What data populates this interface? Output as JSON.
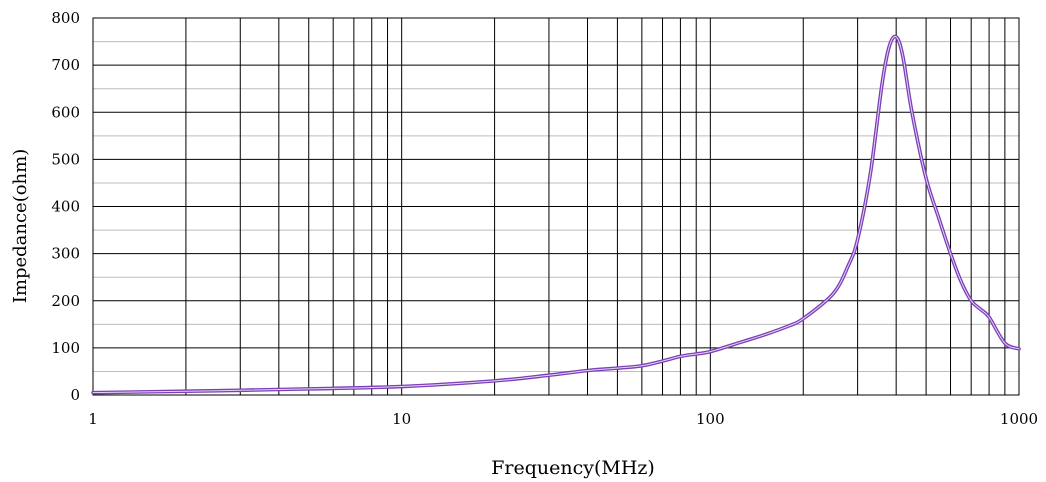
{
  "chart_data": {
    "type": "line",
    "title": "",
    "xlabel": "Frequency(MHz)",
    "ylabel": "Impedance(ohm)",
    "x_scale": "log",
    "xlim": [
      1,
      1000
    ],
    "ylim": [
      0,
      800
    ],
    "x_ticks": [
      1,
      10,
      100,
      1000
    ],
    "x_tick_labels": [
      "1",
      "10",
      "100",
      "1000"
    ],
    "y_ticks": [
      0,
      100,
      200,
      300,
      400,
      500,
      600,
      700,
      800
    ],
    "y_tick_labels": [
      "0",
      "100",
      "200",
      "300",
      "400",
      "500",
      "600",
      "700",
      "800"
    ],
    "grid": true,
    "legend": "none",
    "line_color": "#7b3fb8",
    "line_highlight_color": "#e6d4f5",
    "series": [
      {
        "x": [
          1,
          2,
          3,
          5,
          10,
          20,
          30,
          40,
          50,
          60,
          70,
          80,
          90,
          100,
          120,
          150,
          180,
          200,
          250,
          280,
          300,
          330,
          360,
          380,
          400,
          420,
          450,
          500,
          550,
          600,
          650,
          700,
          750,
          800,
          900,
          1000
        ],
        "values": [
          5,
          8,
          10,
          13,
          18,
          30,
          42,
          52,
          57,
          62,
          72,
          82,
          87,
          92,
          108,
          128,
          147,
          162,
          215,
          275,
          330,
          470,
          660,
          740,
          760,
          720,
          600,
          460,
          375,
          300,
          240,
          200,
          182,
          165,
          110,
          98
        ]
      }
    ]
  }
}
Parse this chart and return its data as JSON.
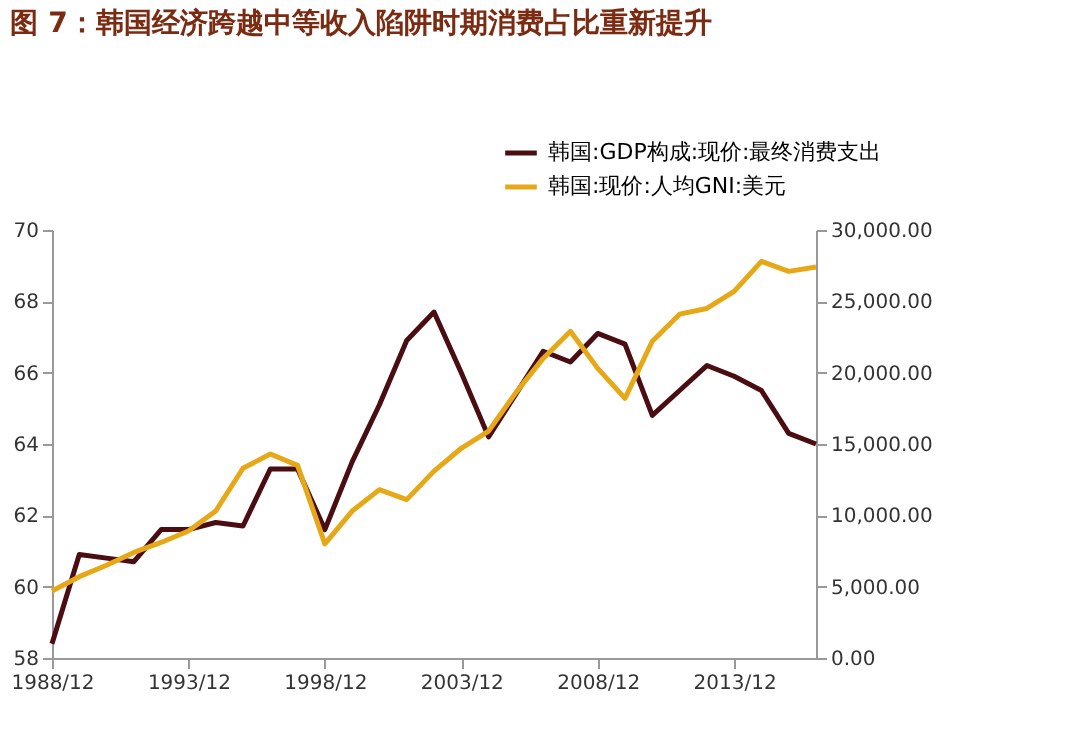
{
  "chart_data": {
    "type": "line",
    "title": "图 7：韩国经济跨越中等收入陷阱时期消费占比重新提升",
    "categories": [
      "1988/12",
      null,
      null,
      null,
      null,
      "1993/12",
      null,
      null,
      null,
      null,
      "1998/12",
      null,
      null,
      null,
      null,
      "2003/12",
      null,
      null,
      null,
      null,
      "2008/12",
      null,
      null,
      null,
      null,
      "2013/12",
      null,
      null,
      null
    ],
    "series": [
      {
        "name": "韩国:GDP构成:现价:最终消费支出",
        "color": "#4a0e12",
        "values": [
          58.4,
          60.9,
          60.8,
          60.7,
          61.6,
          61.6,
          61.8,
          61.7,
          63.3,
          63.3,
          61.6,
          63.5,
          65.1,
          66.9,
          67.7,
          66.0,
          64.2,
          65.4,
          66.6,
          66.3,
          67.1,
          66.8,
          64.8,
          65.5,
          66.2,
          65.9,
          65.5,
          64.3,
          64.0
        ]
      },
      {
        "name": "韩国:现价:人均GNI:美元",
        "color": "#e6a817",
        "axis": "y2",
        "values": [
          4700,
          5700,
          6500,
          7400,
          8100,
          8900,
          10300,
          13300,
          14300,
          13500,
          8000,
          10300,
          11800,
          11100,
          13100,
          14700,
          15900,
          18600,
          21000,
          22900,
          20300,
          18200,
          22200,
          24100,
          24500,
          25700,
          27800,
          27100,
          27400
        ]
      }
    ],
    "ylim": [
      58,
      70
    ],
    "yticks": [
      58,
      60,
      62,
      64,
      66,
      68,
      70
    ],
    "y2lim": [
      0,
      30000
    ],
    "y2ticks": [
      {
        "value": 0,
        "label": "0.00"
      },
      {
        "value": 5000,
        "label": "5,000.00"
      },
      {
        "value": 10000,
        "label": "10,000.00"
      },
      {
        "value": 15000,
        "label": "15,000.00"
      },
      {
        "value": 20000,
        "label": "20,000.00"
      },
      {
        "value": 25000,
        "label": "25,000.00"
      },
      {
        "value": 30000,
        "label": "30,000.00"
      }
    ],
    "legend": "top right",
    "grid": false,
    "marker": "none",
    "line_style": "solid"
  }
}
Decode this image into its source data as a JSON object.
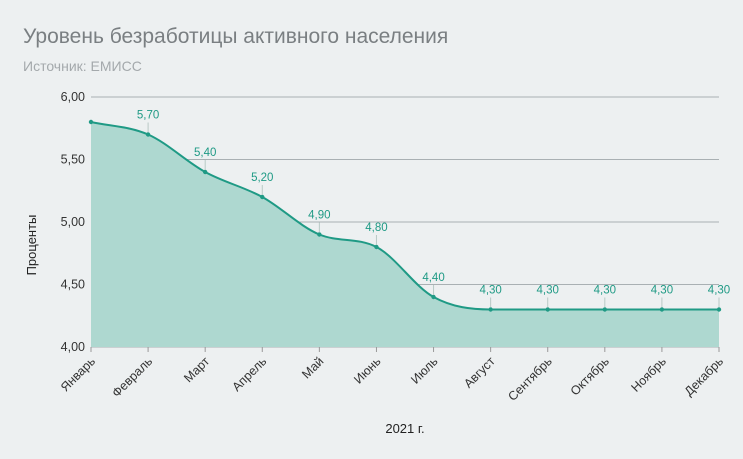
{
  "header": {
    "title": "Уровень безработицы активного населения",
    "subtitle": "Источник: ЕМИСС"
  },
  "chart_data": {
    "type": "area",
    "title": "Уровень безработицы активного населения",
    "subtitle": "Источник: ЕМИСС",
    "xlabel": "2021 г.",
    "ylabel": "Проценты",
    "categories": [
      "Январь",
      "Февраль",
      "Март",
      "Апрель",
      "Май",
      "Июнь",
      "Июль",
      "Август",
      "Сентябрь",
      "Октябрь",
      "Ноябрь",
      "Декабрь"
    ],
    "values": [
      5.8,
      5.7,
      5.4,
      5.2,
      4.9,
      4.8,
      4.4,
      4.3,
      4.3,
      4.3,
      4.3,
      4.3
    ],
    "data_labels": [
      "",
      "5,70",
      "5,40",
      "5,20",
      "4,90",
      "4,80",
      "4,40",
      "4,30",
      "4,30",
      "4,30",
      "4,30",
      "4,30"
    ],
    "yticks": [
      "4,00",
      "4,50",
      "5,00",
      "5,50",
      "6,00"
    ],
    "ytick_values": [
      4.0,
      4.5,
      5.0,
      5.5,
      6.0
    ],
    "ylim": [
      4.0,
      6.0
    ],
    "grid": true,
    "legend": "none",
    "colors": {
      "line": "#1f9a85",
      "fill": "#aed8d0",
      "label": "#1f9a85",
      "grid": "#a9b0b3"
    }
  }
}
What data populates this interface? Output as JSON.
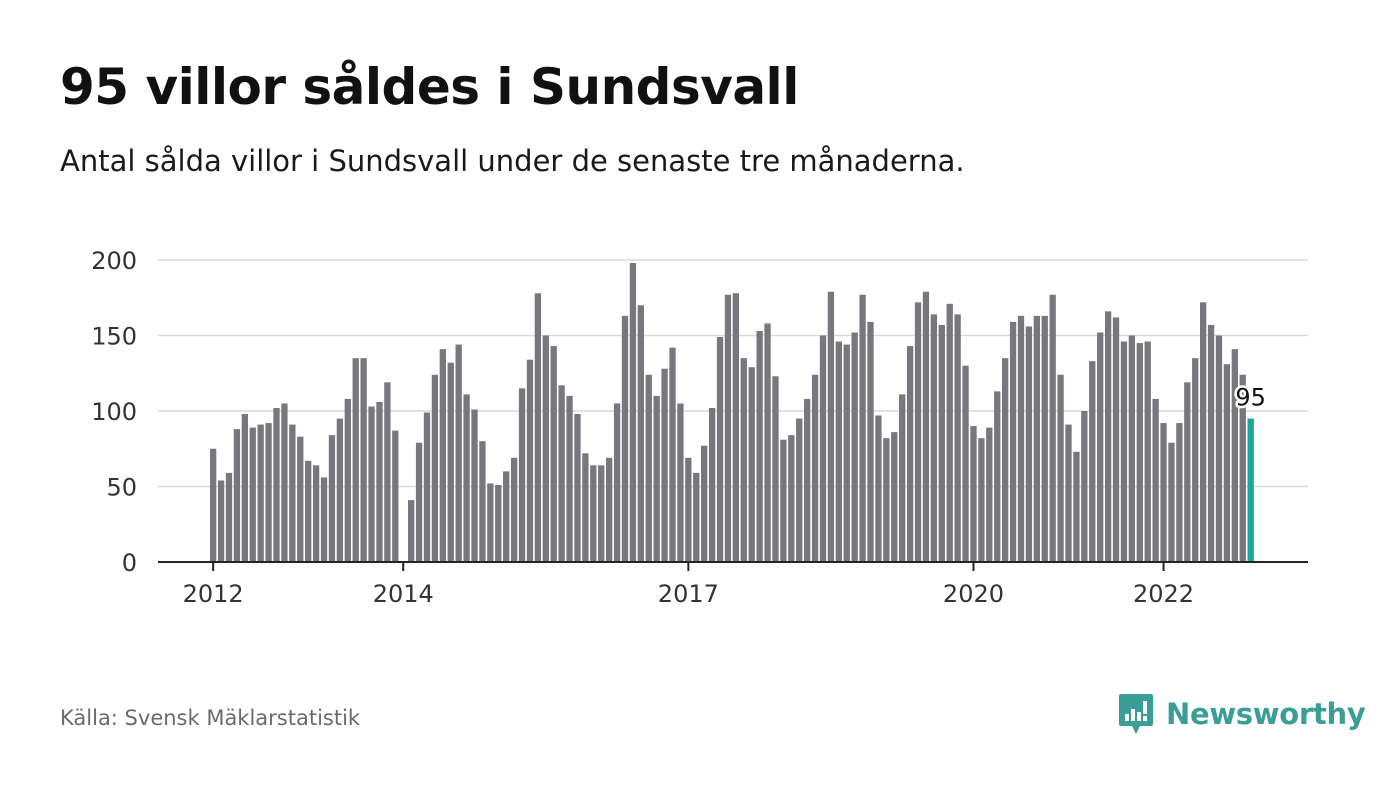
{
  "title": "95 villor såldes i Sundsvall",
  "subtitle": "Antal sålda villor i Sundsvall under de senaste tre månaderna.",
  "source": "Källa: Svensk Mäklarstatistik",
  "brand": {
    "name": "Newsworthy",
    "icon": "newsworthy-logo-icon",
    "color": "#3a9e97"
  },
  "colors": {
    "bar": "#78777d",
    "highlight": "#1aa79a",
    "grid": "#d9d9d9",
    "axis": "#222222"
  },
  "chart_data": {
    "type": "bar",
    "ylim": [
      0,
      200
    ],
    "yticks": [
      0,
      50,
      100,
      150,
      200
    ],
    "grid": true,
    "x_tick_labels": [
      {
        "label": "2012",
        "index": 0
      },
      {
        "label": "2014",
        "index": 24
      },
      {
        "label": "2017",
        "index": 60
      },
      {
        "label": "2020",
        "index": 96
      },
      {
        "label": "2022",
        "index": 120
      }
    ],
    "values": [
      75,
      54,
      59,
      88,
      98,
      89,
      91,
      92,
      102,
      105,
      91,
      83,
      67,
      64,
      56,
      84,
      95,
      108,
      135,
      135,
      103,
      106,
      119,
      87,
      0,
      41,
      79,
      99,
      124,
      141,
      132,
      144,
      111,
      101,
      80,
      52,
      51,
      60,
      69,
      115,
      134,
      178,
      150,
      143,
      117,
      110,
      98,
      72,
      64,
      64,
      69,
      105,
      163,
      198,
      170,
      124,
      110,
      128,
      142,
      105,
      69,
      59,
      77,
      102,
      149,
      177,
      178,
      135,
      129,
      153,
      158,
      123,
      81,
      84,
      95,
      108,
      124,
      150,
      179,
      146,
      144,
      152,
      177,
      159,
      97,
      82,
      86,
      111,
      143,
      172,
      179,
      164,
      157,
      171,
      164,
      130,
      90,
      82,
      89,
      113,
      135,
      159,
      163,
      156,
      163,
      163,
      177,
      124,
      91,
      73,
      100,
      133,
      152,
      166,
      162,
      146,
      150,
      145,
      146,
      108,
      92,
      79,
      92,
      119,
      135,
      172,
      157,
      150,
      131,
      141,
      124,
      95
    ],
    "highlight_index": 131,
    "highlight_label": "95"
  }
}
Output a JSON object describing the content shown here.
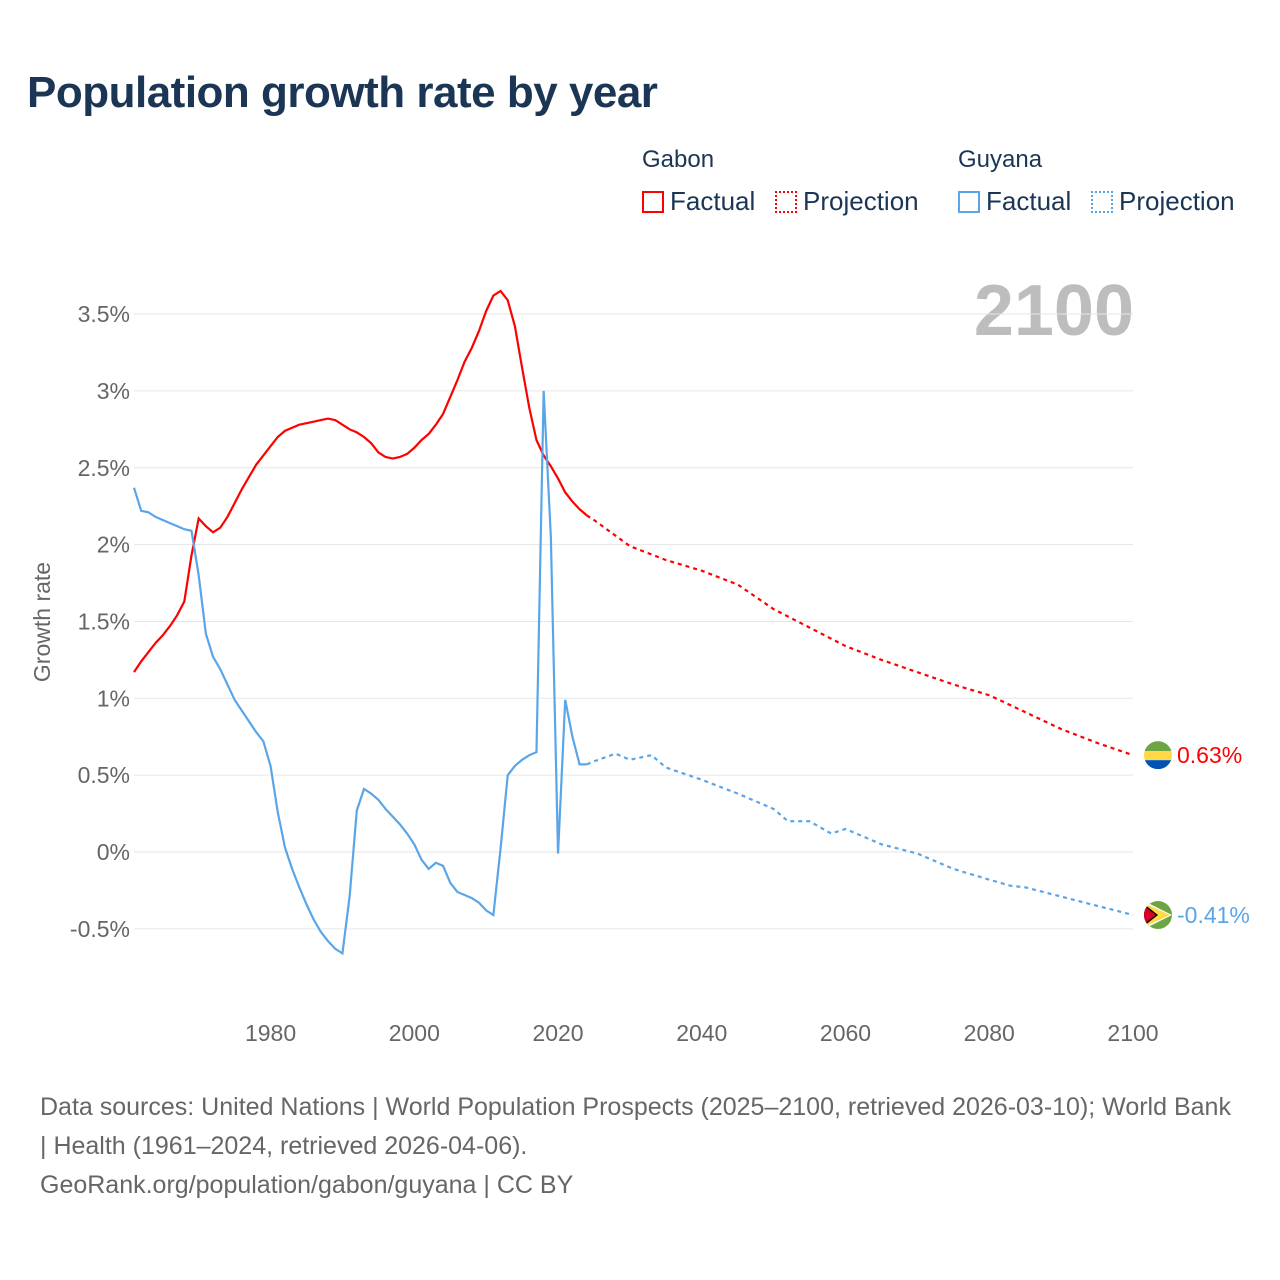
{
  "title": "Population growth rate by year",
  "legend": {
    "groups": [
      {
        "name": "Gabon",
        "factual": "Factual",
        "projection": "Projection",
        "color": "#ff0000"
      },
      {
        "name": "Guyana",
        "factual": "Factual",
        "projection": "Projection",
        "color": "#5aa5e8"
      }
    ]
  },
  "year_display": "2100",
  "footer": {
    "sources": "Data sources: United Nations | World Population Prospects (2025–2100, retrieved 2026-03-10); World Bank | Health (1961–2024, retrieved 2026-04-06).",
    "credit": "GeoRank.org/population/gabon/guyana | CC BY"
  },
  "chart_data": {
    "type": "line",
    "title": "Population growth rate by year",
    "xlabel": "",
    "ylabel": "Growth rate",
    "xlim": [
      1961,
      2100
    ],
    "ylim": [
      -0.8,
      3.7
    ],
    "x_ticks": [
      1980,
      2000,
      2020,
      2040,
      2060,
      2080,
      2100
    ],
    "x_tick_labels": [
      "1980",
      "2000",
      "2020",
      "2040",
      "2060",
      "2080",
      "2100"
    ],
    "y_ticks": [
      -0.5,
      0,
      0.5,
      1,
      1.5,
      2,
      2.5,
      3,
      3.5
    ],
    "y_tick_labels": [
      "-0.5%",
      "0%",
      "0.5%",
      "1%",
      "1.5%",
      "2%",
      "2.5%",
      "3%",
      "3.5%"
    ],
    "grid": true,
    "series": [
      {
        "name": "Gabon",
        "color": "#ff0000",
        "end_label": "0.63%",
        "factual": {
          "start": 1961,
          "values": [
            1.17,
            1.24,
            1.3,
            1.36,
            1.41,
            1.47,
            1.54,
            1.63,
            1.93,
            2.17,
            2.12,
            2.08,
            2.11,
            2.18,
            2.27,
            2.36,
            2.44,
            2.52,
            2.58,
            2.64,
            2.7,
            2.74,
            2.76,
            2.78,
            2.79,
            2.8,
            2.81,
            2.82,
            2.81,
            2.78,
            2.75,
            2.73,
            2.7,
            2.66,
            2.6,
            2.57,
            2.56,
            2.57,
            2.59,
            2.63,
            2.68,
            2.72,
            2.78,
            2.85,
            2.96,
            3.07,
            3.19,
            3.28,
            3.39,
            3.52,
            3.62,
            3.65,
            3.59,
            3.42,
            3.15,
            2.89,
            2.68,
            2.58,
            2.51,
            2.43,
            2.34,
            2.28,
            2.23,
            2.19
          ]
        },
        "projection": {
          "x": [
            2024,
            2025,
            2030,
            2035,
            2040,
            2045,
            2050,
            2055,
            2060,
            2065,
            2070,
            2075,
            2080,
            2085,
            2090,
            2095,
            2100
          ],
          "values": [
            2.19,
            2.16,
            1.99,
            1.9,
            1.83,
            1.74,
            1.58,
            1.46,
            1.34,
            1.25,
            1.17,
            1.09,
            1.02,
            0.91,
            0.8,
            0.71,
            0.63
          ]
        }
      },
      {
        "name": "Guyana",
        "color": "#5aa5e8",
        "end_label": "-0.41%",
        "factual": {
          "start": 1961,
          "values": [
            2.37,
            2.22,
            2.21,
            2.18,
            2.16,
            2.14,
            2.12,
            2.1,
            2.09,
            1.8,
            1.42,
            1.27,
            1.19,
            1.09,
            0.99,
            0.92,
            0.85,
            0.78,
            0.72,
            0.56,
            0.26,
            0.03,
            -0.11,
            -0.23,
            -0.34,
            -0.44,
            -0.52,
            -0.58,
            -0.63,
            -0.66,
            -0.29,
            0.27,
            0.41,
            0.38,
            0.34,
            0.28,
            0.23,
            0.18,
            0.12,
            0.05,
            -0.05,
            -0.11,
            -0.07,
            -0.09,
            -0.2,
            -0.26,
            -0.28,
            -0.3,
            -0.33,
            -0.38,
            -0.41,
            0.02,
            0.5,
            0.56,
            0.6,
            0.63,
            0.65,
            3.0,
            2.05,
            -0.01,
            0.99,
            0.75,
            0.57,
            0.57
          ]
        },
        "projection": {
          "x": [
            2024,
            2025,
            2028,
            2030,
            2033,
            2035,
            2040,
            2045,
            2050,
            2052,
            2055,
            2058,
            2060,
            2065,
            2070,
            2075,
            2080,
            2083,
            2085,
            2090,
            2095,
            2100
          ],
          "values": [
            0.57,
            0.59,
            0.64,
            0.6,
            0.63,
            0.55,
            0.47,
            0.38,
            0.28,
            0.2,
            0.2,
            0.12,
            0.15,
            0.05,
            -0.01,
            -0.11,
            -0.18,
            -0.22,
            -0.23,
            -0.29,
            -0.35,
            -0.41
          ]
        }
      }
    ]
  }
}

····················

** Exercise directions **
Pull out all lines from the entries above that include the word "rate".

** Task response **
  "title": "Population growth rate by year",
    "title": "Population growth rate by year",
    "ylabel": "Growth rate",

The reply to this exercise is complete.